◆ **Items**:
⁂
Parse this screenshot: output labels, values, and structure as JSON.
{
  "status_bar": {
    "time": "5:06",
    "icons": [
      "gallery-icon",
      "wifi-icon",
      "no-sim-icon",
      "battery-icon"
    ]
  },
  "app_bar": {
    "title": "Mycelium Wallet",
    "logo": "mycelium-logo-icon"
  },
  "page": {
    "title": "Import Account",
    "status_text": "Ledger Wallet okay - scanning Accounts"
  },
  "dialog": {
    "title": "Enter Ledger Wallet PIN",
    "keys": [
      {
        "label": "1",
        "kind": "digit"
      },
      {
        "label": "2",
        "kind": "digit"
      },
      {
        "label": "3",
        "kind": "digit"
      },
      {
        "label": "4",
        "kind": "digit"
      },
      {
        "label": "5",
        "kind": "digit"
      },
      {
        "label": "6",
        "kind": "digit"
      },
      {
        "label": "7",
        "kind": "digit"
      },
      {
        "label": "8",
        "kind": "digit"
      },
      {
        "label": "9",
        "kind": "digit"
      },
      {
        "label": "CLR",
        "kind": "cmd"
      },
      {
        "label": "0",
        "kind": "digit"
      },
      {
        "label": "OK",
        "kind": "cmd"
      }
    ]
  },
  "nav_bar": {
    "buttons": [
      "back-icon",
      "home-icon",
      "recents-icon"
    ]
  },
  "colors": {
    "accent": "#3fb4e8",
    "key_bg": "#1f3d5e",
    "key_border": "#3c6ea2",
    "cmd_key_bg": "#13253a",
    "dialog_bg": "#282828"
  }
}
⁂
Copy every line of the records word for word.

◆ **Result**:
Parse this screenshot: output labels, values, and structure as JSON.
{
  "status_bar": {
    "time": "5:06",
    "icons": [
      "gallery-icon",
      "wifi-icon",
      "no-sim-icon",
      "battery-icon"
    ]
  },
  "app_bar": {
    "title": "Mycelium Wallet",
    "logo": "mycelium-logo-icon"
  },
  "page": {
    "title": "Import Account",
    "status_text": "Ledger Wallet okay - scanning Accounts"
  },
  "dialog": {
    "title": "Enter Ledger Wallet PIN",
    "keys": [
      {
        "label": "1",
        "kind": "digit"
      },
      {
        "label": "2",
        "kind": "digit"
      },
      {
        "label": "3",
        "kind": "digit"
      },
      {
        "label": "4",
        "kind": "digit"
      },
      {
        "label": "5",
        "kind": "digit"
      },
      {
        "label": "6",
        "kind": "digit"
      },
      {
        "label": "7",
        "kind": "digit"
      },
      {
        "label": "8",
        "kind": "digit"
      },
      {
        "label": "9",
        "kind": "digit"
      },
      {
        "label": "CLR",
        "kind": "cmd"
      },
      {
        "label": "0",
        "kind": "digit"
      },
      {
        "label": "OK",
        "kind": "cmd"
      }
    ]
  },
  "nav_bar": {
    "buttons": [
      "back-icon",
      "home-icon",
      "recents-icon"
    ]
  },
  "colors": {
    "accent": "#3fb4e8",
    "key_bg": "#1f3d5e",
    "key_border": "#3c6ea2",
    "cmd_key_bg": "#13253a",
    "dialog_bg": "#282828"
  }
}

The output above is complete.